Every record below is to be retyped exactly.

* begin *

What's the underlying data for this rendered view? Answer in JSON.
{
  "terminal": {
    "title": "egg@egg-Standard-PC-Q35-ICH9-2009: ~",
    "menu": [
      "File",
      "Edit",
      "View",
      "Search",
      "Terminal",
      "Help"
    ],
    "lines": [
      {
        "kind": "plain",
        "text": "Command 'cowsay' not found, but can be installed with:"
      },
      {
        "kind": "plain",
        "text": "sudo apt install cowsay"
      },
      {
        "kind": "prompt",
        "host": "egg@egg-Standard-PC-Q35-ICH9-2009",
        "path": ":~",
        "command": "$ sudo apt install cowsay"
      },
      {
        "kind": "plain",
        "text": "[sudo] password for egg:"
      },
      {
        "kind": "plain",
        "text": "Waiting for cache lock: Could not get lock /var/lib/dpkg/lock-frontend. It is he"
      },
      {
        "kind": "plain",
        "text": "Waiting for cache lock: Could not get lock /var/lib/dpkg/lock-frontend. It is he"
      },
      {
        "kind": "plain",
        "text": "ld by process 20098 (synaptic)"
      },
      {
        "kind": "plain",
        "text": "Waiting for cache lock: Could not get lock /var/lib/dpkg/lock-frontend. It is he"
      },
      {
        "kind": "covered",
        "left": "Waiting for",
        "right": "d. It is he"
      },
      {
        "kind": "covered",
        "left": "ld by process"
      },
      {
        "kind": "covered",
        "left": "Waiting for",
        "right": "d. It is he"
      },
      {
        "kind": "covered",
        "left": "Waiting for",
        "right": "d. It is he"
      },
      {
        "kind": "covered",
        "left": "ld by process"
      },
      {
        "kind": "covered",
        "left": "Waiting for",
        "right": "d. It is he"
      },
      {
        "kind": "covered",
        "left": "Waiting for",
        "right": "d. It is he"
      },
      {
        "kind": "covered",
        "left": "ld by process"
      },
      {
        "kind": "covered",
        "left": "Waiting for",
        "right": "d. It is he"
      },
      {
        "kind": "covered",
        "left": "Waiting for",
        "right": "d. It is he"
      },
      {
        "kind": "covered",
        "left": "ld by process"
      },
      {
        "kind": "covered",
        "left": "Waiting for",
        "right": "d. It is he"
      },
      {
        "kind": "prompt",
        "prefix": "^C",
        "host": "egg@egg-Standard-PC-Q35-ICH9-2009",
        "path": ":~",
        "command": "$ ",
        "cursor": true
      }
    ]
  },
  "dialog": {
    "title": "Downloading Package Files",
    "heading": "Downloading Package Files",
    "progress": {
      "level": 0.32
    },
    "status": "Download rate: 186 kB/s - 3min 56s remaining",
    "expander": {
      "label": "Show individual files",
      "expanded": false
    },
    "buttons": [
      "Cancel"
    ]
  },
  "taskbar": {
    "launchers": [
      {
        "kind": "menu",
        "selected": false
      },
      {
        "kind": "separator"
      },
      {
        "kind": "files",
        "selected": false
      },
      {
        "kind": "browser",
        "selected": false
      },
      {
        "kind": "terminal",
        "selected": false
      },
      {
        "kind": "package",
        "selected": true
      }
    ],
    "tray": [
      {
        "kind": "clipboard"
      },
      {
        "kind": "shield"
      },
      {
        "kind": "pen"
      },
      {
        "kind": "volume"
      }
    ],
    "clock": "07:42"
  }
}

* end *

RESPONSE TO THIS EXERCISE:
What's the underlying data for this rendered view? Answer in JSON.
{
  "terminal": {
    "title": "egg@egg-Standard-PC-Q35-ICH9-2009: ~",
    "menu": [
      "File",
      "Edit",
      "View",
      "Search",
      "Terminal",
      "Help"
    ],
    "lines": [
      {
        "kind": "plain",
        "text": "Command 'cowsay' not found, but can be installed with:"
      },
      {
        "kind": "plain",
        "text": "sudo apt install cowsay"
      },
      {
        "kind": "prompt",
        "host": "egg@egg-Standard-PC-Q35-ICH9-2009",
        "path": ":~",
        "command": "$ sudo apt install cowsay"
      },
      {
        "kind": "plain",
        "text": "[sudo] password for egg:"
      },
      {
        "kind": "plain",
        "text": "Waiting for cache lock: Could not get lock /var/lib/dpkg/lock-frontend. It is he"
      },
      {
        "kind": "plain",
        "text": "Waiting for cache lock: Could not get lock /var/lib/dpkg/lock-frontend. It is he"
      },
      {
        "kind": "plain",
        "text": "ld by process 20098 (synaptic)"
      },
      {
        "kind": "plain",
        "text": "Waiting for cache lock: Could not get lock /var/lib/dpkg/lock-frontend. It is he"
      },
      {
        "kind": "covered",
        "left": "Waiting for",
        "right": "d. It is he"
      },
      {
        "kind": "covered",
        "left": "ld by process"
      },
      {
        "kind": "covered",
        "left": "Waiting for",
        "right": "d. It is he"
      },
      {
        "kind": "covered",
        "left": "Waiting for",
        "right": "d. It is he"
      },
      {
        "kind": "covered",
        "left": "ld by process"
      },
      {
        "kind": "covered",
        "left": "Waiting for",
        "right": "d. It is he"
      },
      {
        "kind": "covered",
        "left": "Waiting for",
        "right": "d. It is he"
      },
      {
        "kind": "covered",
        "left": "ld by process"
      },
      {
        "kind": "covered",
        "left": "Waiting for",
        "right": "d. It is he"
      },
      {
        "kind": "covered",
        "left": "Waiting for",
        "right": "d. It is he"
      },
      {
        "kind": "covered",
        "left": "ld by process"
      },
      {
        "kind": "covered",
        "left": "Waiting for",
        "right": "d. It is he"
      },
      {
        "kind": "prompt",
        "prefix": "^C",
        "host": "egg@egg-Standard-PC-Q35-ICH9-2009",
        "path": ":~",
        "command": "$ ",
        "cursor": true
      }
    ]
  },
  "dialog": {
    "title": "Downloading Package Files",
    "heading": "Downloading Package Files",
    "progress": {
      "level": 0.32
    },
    "status": "Download rate: 186 kB/s - 3min 56s remaining",
    "expander": {
      "label": "Show individual files",
      "expanded": false
    },
    "buttons": [
      "Cancel"
    ]
  },
  "taskbar": {
    "launchers": [
      {
        "kind": "menu",
        "selected": false
      },
      {
        "kind": "separator"
      },
      {
        "kind": "files",
        "selected": false
      },
      {
        "kind": "browser",
        "selected": false
      },
      {
        "kind": "terminal",
        "selected": false
      },
      {
        "kind": "package",
        "selected": true
      }
    ],
    "tray": [
      {
        "kind": "clipboard"
      },
      {
        "kind": "shield"
      },
      {
        "kind": "pen"
      },
      {
        "kind": "volume"
      }
    ],
    "clock": "07:42"
  }
}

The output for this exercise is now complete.